[START Dataset extract]

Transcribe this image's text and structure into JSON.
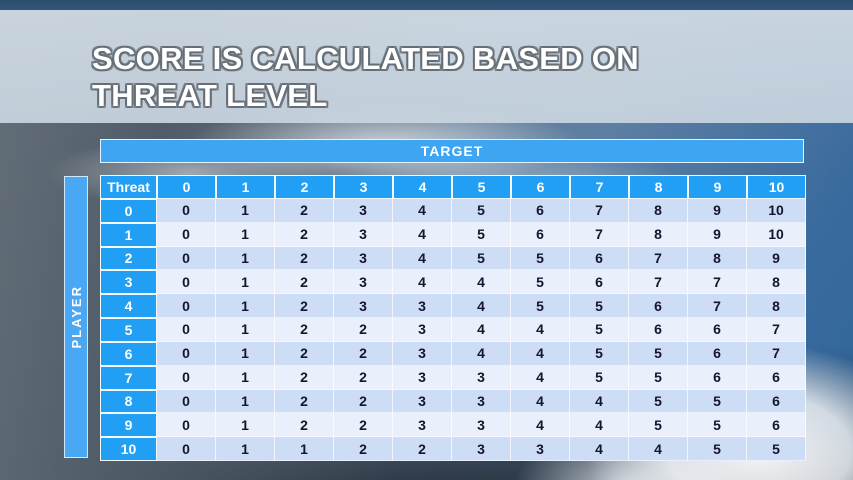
{
  "slide": {
    "title_line1": "SCORE IS CALCULATED BASED ON",
    "title_line2": "THREAT LEVEL"
  },
  "matrix": {
    "target_label": "TARGET",
    "player_label": "PLAYER",
    "corner_label": "Threat",
    "column_headers": [
      "0",
      "1",
      "2",
      "3",
      "4",
      "5",
      "6",
      "7",
      "8",
      "9",
      "10"
    ],
    "rows": [
      {
        "label": "0",
        "values": [
          0,
          1,
          2,
          3,
          4,
          5,
          6,
          7,
          8,
          9,
          10
        ]
      },
      {
        "label": "1",
        "values": [
          0,
          1,
          2,
          3,
          4,
          5,
          6,
          7,
          8,
          9,
          10
        ]
      },
      {
        "label": "2",
        "values": [
          0,
          1,
          2,
          3,
          4,
          5,
          5,
          6,
          7,
          8,
          9
        ]
      },
      {
        "label": "3",
        "values": [
          0,
          1,
          2,
          3,
          4,
          4,
          5,
          6,
          7,
          7,
          8
        ]
      },
      {
        "label": "4",
        "values": [
          0,
          1,
          2,
          3,
          3,
          4,
          5,
          5,
          6,
          7,
          8
        ]
      },
      {
        "label": "5",
        "values": [
          0,
          1,
          2,
          2,
          3,
          4,
          4,
          5,
          6,
          6,
          7
        ]
      },
      {
        "label": "6",
        "values": [
          0,
          1,
          2,
          2,
          3,
          4,
          4,
          5,
          5,
          6,
          7
        ]
      },
      {
        "label": "7",
        "values": [
          0,
          1,
          2,
          2,
          3,
          3,
          4,
          5,
          5,
          6,
          6
        ]
      },
      {
        "label": "8",
        "values": [
          0,
          1,
          2,
          2,
          3,
          3,
          4,
          4,
          5,
          5,
          6
        ]
      },
      {
        "label": "9",
        "values": [
          0,
          1,
          2,
          2,
          3,
          3,
          4,
          4,
          5,
          5,
          6
        ]
      },
      {
        "label": "10",
        "values": [
          0,
          1,
          1,
          2,
          2,
          3,
          3,
          4,
          4,
          5,
          5
        ]
      }
    ]
  },
  "chart_data": {
    "type": "table",
    "title": "Score is calculated based on threat level",
    "row_axis": "PLAYER (Threat)",
    "column_axis": "TARGET",
    "columns": [
      "Threat",
      "0",
      "1",
      "2",
      "3",
      "4",
      "5",
      "6",
      "7",
      "8",
      "9",
      "10"
    ],
    "rows": [
      [
        "0",
        0,
        1,
        2,
        3,
        4,
        5,
        6,
        7,
        8,
        9,
        10
      ],
      [
        "1",
        0,
        1,
        2,
        3,
        4,
        5,
        6,
        7,
        8,
        9,
        10
      ],
      [
        "2",
        0,
        1,
        2,
        3,
        4,
        5,
        5,
        6,
        7,
        8,
        9
      ],
      [
        "3",
        0,
        1,
        2,
        3,
        4,
        4,
        5,
        6,
        7,
        7,
        8
      ],
      [
        "4",
        0,
        1,
        2,
        3,
        3,
        4,
        5,
        5,
        6,
        7,
        8
      ],
      [
        "5",
        0,
        1,
        2,
        2,
        3,
        4,
        4,
        5,
        6,
        6,
        7
      ],
      [
        "6",
        0,
        1,
        2,
        2,
        3,
        4,
        4,
        5,
        5,
        6,
        7
      ],
      [
        "7",
        0,
        1,
        2,
        2,
        3,
        3,
        4,
        5,
        5,
        6,
        6
      ],
      [
        "8",
        0,
        1,
        2,
        2,
        3,
        3,
        4,
        4,
        5,
        5,
        6
      ],
      [
        "9",
        0,
        1,
        2,
        2,
        3,
        3,
        4,
        4,
        5,
        5,
        6
      ],
      [
        "10",
        0,
        1,
        1,
        2,
        2,
        3,
        3,
        4,
        4,
        5,
        5
      ]
    ]
  },
  "colors": {
    "accent_blue": "#219ff4",
    "target_bar_blue": "#3ea5f3",
    "player_bar_blue": "#4aa7f4",
    "row_dark": "#cdddf5",
    "row_light": "#e9effb",
    "cell_text": "#15152d",
    "title_text": "#ffffff",
    "title_band": "#cfdae4"
  }
}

[END Dataset extract]

## Aim
Nothing in the entries should change as you copy them, except that the pictures are left out.

## Solution to this exercise
Transcribe this image's text and structure into JSON.
{
  "slide": {
    "title_line1": "SCORE IS CALCULATED BASED ON",
    "title_line2": "THREAT LEVEL"
  },
  "matrix": {
    "target_label": "TARGET",
    "player_label": "PLAYER",
    "corner_label": "Threat",
    "column_headers": [
      "0",
      "1",
      "2",
      "3",
      "4",
      "5",
      "6",
      "7",
      "8",
      "9",
      "10"
    ],
    "rows": [
      {
        "label": "0",
        "values": [
          0,
          1,
          2,
          3,
          4,
          5,
          6,
          7,
          8,
          9,
          10
        ]
      },
      {
        "label": "1",
        "values": [
          0,
          1,
          2,
          3,
          4,
          5,
          6,
          7,
          8,
          9,
          10
        ]
      },
      {
        "label": "2",
        "values": [
          0,
          1,
          2,
          3,
          4,
          5,
          5,
          6,
          7,
          8,
          9
        ]
      },
      {
        "label": "3",
        "values": [
          0,
          1,
          2,
          3,
          4,
          4,
          5,
          6,
          7,
          7,
          8
        ]
      },
      {
        "label": "4",
        "values": [
          0,
          1,
          2,
          3,
          3,
          4,
          5,
          5,
          6,
          7,
          8
        ]
      },
      {
        "label": "5",
        "values": [
          0,
          1,
          2,
          2,
          3,
          4,
          4,
          5,
          6,
          6,
          7
        ]
      },
      {
        "label": "6",
        "values": [
          0,
          1,
          2,
          2,
          3,
          4,
          4,
          5,
          5,
          6,
          7
        ]
      },
      {
        "label": "7",
        "values": [
          0,
          1,
          2,
          2,
          3,
          3,
          4,
          5,
          5,
          6,
          6
        ]
      },
      {
        "label": "8",
        "values": [
          0,
          1,
          2,
          2,
          3,
          3,
          4,
          4,
          5,
          5,
          6
        ]
      },
      {
        "label": "9",
        "values": [
          0,
          1,
          2,
          2,
          3,
          3,
          4,
          4,
          5,
          5,
          6
        ]
      },
      {
        "label": "10",
        "values": [
          0,
          1,
          1,
          2,
          2,
          3,
          3,
          4,
          4,
          5,
          5
        ]
      }
    ]
  },
  "chart_data": {
    "type": "table",
    "title": "Score is calculated based on threat level",
    "row_axis": "PLAYER (Threat)",
    "column_axis": "TARGET",
    "columns": [
      "Threat",
      "0",
      "1",
      "2",
      "3",
      "4",
      "5",
      "6",
      "7",
      "8",
      "9",
      "10"
    ],
    "rows": [
      [
        "0",
        0,
        1,
        2,
        3,
        4,
        5,
        6,
        7,
        8,
        9,
        10
      ],
      [
        "1",
        0,
        1,
        2,
        3,
        4,
        5,
        6,
        7,
        8,
        9,
        10
      ],
      [
        "2",
        0,
        1,
        2,
        3,
        4,
        5,
        5,
        6,
        7,
        8,
        9
      ],
      [
        "3",
        0,
        1,
        2,
        3,
        4,
        4,
        5,
        6,
        7,
        7,
        8
      ],
      [
        "4",
        0,
        1,
        2,
        3,
        3,
        4,
        5,
        5,
        6,
        7,
        8
      ],
      [
        "5",
        0,
        1,
        2,
        2,
        3,
        4,
        4,
        5,
        6,
        6,
        7
      ],
      [
        "6",
        0,
        1,
        2,
        2,
        3,
        4,
        4,
        5,
        5,
        6,
        7
      ],
      [
        "7",
        0,
        1,
        2,
        2,
        3,
        3,
        4,
        5,
        5,
        6,
        6
      ],
      [
        "8",
        0,
        1,
        2,
        2,
        3,
        3,
        4,
        4,
        5,
        5,
        6
      ],
      [
        "9",
        0,
        1,
        2,
        2,
        3,
        3,
        4,
        4,
        5,
        5,
        6
      ],
      [
        "10",
        0,
        1,
        1,
        2,
        2,
        3,
        3,
        4,
        4,
        5,
        5
      ]
    ]
  },
  "colors": {
    "accent_blue": "#219ff4",
    "target_bar_blue": "#3ea5f3",
    "player_bar_blue": "#4aa7f4",
    "row_dark": "#cdddf5",
    "row_light": "#e9effb",
    "cell_text": "#15152d",
    "title_text": "#ffffff",
    "title_band": "#cfdae4"
  }
}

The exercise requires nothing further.